Data entries for graphics:
---+---
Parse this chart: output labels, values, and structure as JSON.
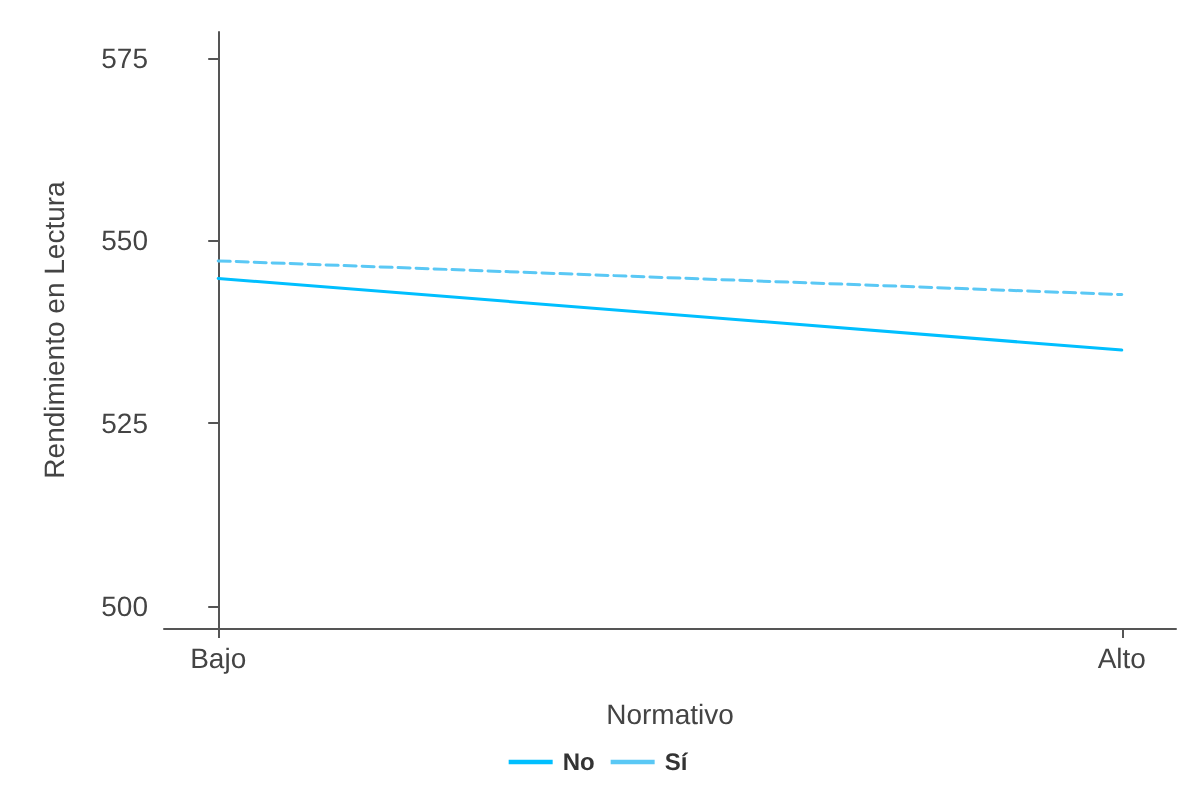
{
  "chart_data": {
    "type": "line",
    "xlabel": "Normativo",
    "ylabel": "Rendimiento en Lectura",
    "categories": [
      "Bajo",
      "Alto"
    ],
    "series": [
      {
        "name": "No",
        "color": "#00bfff",
        "values": [
          544.8,
          535.0
        ],
        "line_style": "solid"
      },
      {
        "name": "Sí",
        "color": "#5ac8f5",
        "values": [
          547.2,
          542.6
        ],
        "line_style": "dashed"
      }
    ],
    "ylim": [
      497,
      578.5
    ],
    "yticks": [
      500,
      525,
      550,
      575
    ],
    "grid": false,
    "legend": "bottom",
    "marker": "none"
  }
}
---+---
Repeat the records above verbatim, with no pictures in the result.

Parse this chart: output labels, values, and structure as JSON.
{
  "chart_data": {
    "type": "line",
    "xlabel": "Normativo",
    "ylabel": "Rendimiento en Lectura",
    "categories": [
      "Bajo",
      "Alto"
    ],
    "series": [
      {
        "name": "No",
        "color": "#00bfff",
        "values": [
          544.8,
          535.0
        ],
        "line_style": "solid"
      },
      {
        "name": "Sí",
        "color": "#5ac8f5",
        "values": [
          547.2,
          542.6
        ],
        "line_style": "dashed"
      }
    ],
    "ylim": [
      497,
      578.5
    ],
    "yticks": [
      500,
      525,
      550,
      575
    ],
    "grid": false,
    "legend": "bottom",
    "marker": "none"
  }
}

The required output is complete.